* **INSTRUCTIONS TO FOLLOW**: Pull every line from the rows below and reproduce each one unchanged, character for character.

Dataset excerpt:
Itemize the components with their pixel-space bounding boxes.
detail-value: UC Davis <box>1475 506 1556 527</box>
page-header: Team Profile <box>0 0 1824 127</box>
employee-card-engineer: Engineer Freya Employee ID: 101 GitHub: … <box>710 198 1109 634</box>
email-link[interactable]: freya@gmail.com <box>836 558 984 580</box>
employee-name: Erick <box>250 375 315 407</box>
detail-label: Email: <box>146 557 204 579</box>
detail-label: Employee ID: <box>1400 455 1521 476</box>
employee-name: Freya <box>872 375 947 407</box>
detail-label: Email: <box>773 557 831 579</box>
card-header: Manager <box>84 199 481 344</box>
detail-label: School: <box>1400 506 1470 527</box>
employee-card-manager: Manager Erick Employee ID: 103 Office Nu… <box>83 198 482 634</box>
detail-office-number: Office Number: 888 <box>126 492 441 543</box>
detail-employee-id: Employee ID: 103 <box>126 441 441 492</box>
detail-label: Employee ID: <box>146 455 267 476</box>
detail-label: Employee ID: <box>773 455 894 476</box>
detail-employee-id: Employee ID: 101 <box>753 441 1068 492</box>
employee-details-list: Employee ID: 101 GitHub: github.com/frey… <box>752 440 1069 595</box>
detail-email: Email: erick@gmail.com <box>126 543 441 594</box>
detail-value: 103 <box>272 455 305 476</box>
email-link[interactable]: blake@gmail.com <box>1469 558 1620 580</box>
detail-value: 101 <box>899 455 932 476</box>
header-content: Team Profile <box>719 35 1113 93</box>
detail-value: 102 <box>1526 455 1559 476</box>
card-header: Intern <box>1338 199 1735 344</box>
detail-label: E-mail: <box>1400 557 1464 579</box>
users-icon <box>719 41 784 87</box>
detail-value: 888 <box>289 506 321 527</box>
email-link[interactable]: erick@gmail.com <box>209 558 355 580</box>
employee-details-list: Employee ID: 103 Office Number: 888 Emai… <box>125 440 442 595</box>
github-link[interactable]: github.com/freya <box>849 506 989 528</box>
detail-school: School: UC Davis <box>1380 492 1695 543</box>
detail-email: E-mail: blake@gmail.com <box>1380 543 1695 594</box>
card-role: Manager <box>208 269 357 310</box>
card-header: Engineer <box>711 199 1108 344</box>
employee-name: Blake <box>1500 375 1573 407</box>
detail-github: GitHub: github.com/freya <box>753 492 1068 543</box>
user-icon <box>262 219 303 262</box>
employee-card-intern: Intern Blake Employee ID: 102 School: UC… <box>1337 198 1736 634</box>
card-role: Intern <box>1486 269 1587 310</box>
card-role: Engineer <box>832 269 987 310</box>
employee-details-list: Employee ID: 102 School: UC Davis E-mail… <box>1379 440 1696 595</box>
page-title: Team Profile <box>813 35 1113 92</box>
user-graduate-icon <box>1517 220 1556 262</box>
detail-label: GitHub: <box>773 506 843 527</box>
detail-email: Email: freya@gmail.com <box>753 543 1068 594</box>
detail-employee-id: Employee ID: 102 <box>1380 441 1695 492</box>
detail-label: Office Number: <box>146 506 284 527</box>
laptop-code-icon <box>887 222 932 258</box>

* **THE RESPONSE**:
Itemize the components with their pixel-space bounding boxes.
detail-value: UC Davis <box>1475 506 1556 527</box>
page-header: Team Profile <box>0 0 1824 127</box>
employee-card-engineer: Engineer Freya Employee ID: 101 GitHub: … <box>710 198 1109 634</box>
email-link[interactable]: freya@gmail.com <box>836 558 984 580</box>
employee-name: Erick <box>250 375 315 407</box>
detail-label: Email: <box>146 557 204 579</box>
detail-label: Employee ID: <box>1400 455 1521 476</box>
employee-name: Freya <box>872 375 947 407</box>
detail-label: Email: <box>773 557 831 579</box>
card-header: Manager <box>84 199 481 344</box>
detail-label: School: <box>1400 506 1470 527</box>
employee-card-manager: Manager Erick Employee ID: 103 Office Nu… <box>83 198 482 634</box>
detail-office-number: Office Number: 888 <box>126 492 441 543</box>
detail-employee-id: Employee ID: 103 <box>126 441 441 492</box>
detail-label: Employee ID: <box>146 455 267 476</box>
detail-label: Employee ID: <box>773 455 894 476</box>
detail-employee-id: Employee ID: 101 <box>753 441 1068 492</box>
employee-details-list: Employee ID: 101 GitHub: github.com/frey… <box>752 440 1069 595</box>
detail-email: Email: erick@gmail.com <box>126 543 441 594</box>
detail-value: 103 <box>272 455 305 476</box>
email-link[interactable]: blake@gmail.com <box>1469 558 1620 580</box>
detail-value: 101 <box>899 455 932 476</box>
header-content: Team Profile <box>719 35 1113 93</box>
detail-value: 102 <box>1526 455 1559 476</box>
card-header: Intern <box>1338 199 1735 344</box>
detail-label: E-mail: <box>1400 557 1464 579</box>
users-icon <box>719 41 784 87</box>
detail-value: 888 <box>289 506 321 527</box>
email-link[interactable]: erick@gmail.com <box>209 558 355 580</box>
employee-details-list: Employee ID: 103 Office Number: 888 Emai… <box>125 440 442 595</box>
github-link[interactable]: github.com/freya <box>849 506 989 528</box>
detail-school: School: UC Davis <box>1380 492 1695 543</box>
detail-email: E-mail: blake@gmail.com <box>1380 543 1695 594</box>
card-role: Manager <box>208 269 357 310</box>
card-header: Engineer <box>711 199 1108 344</box>
employee-name: Blake <box>1500 375 1573 407</box>
detail-github: GitHub: github.com/freya <box>753 492 1068 543</box>
user-icon <box>262 219 303 262</box>
employee-card-intern: Intern Blake Employee ID: 102 School: UC… <box>1337 198 1736 634</box>
card-role: Intern <box>1486 269 1587 310</box>
card-role: Engineer <box>832 269 987 310</box>
employee-details-list: Employee ID: 102 School: UC Davis E-mail… <box>1379 440 1696 595</box>
page-title: Team Profile <box>813 35 1113 92</box>
user-graduate-icon <box>1517 220 1556 262</box>
detail-label: GitHub: <box>773 506 843 527</box>
detail-email: Email: freya@gmail.com <box>753 543 1068 594</box>
detail-employee-id: Employee ID: 102 <box>1380 441 1695 492</box>
detail-label: Office Number: <box>146 506 284 527</box>
laptop-code-icon <box>887 222 932 258</box>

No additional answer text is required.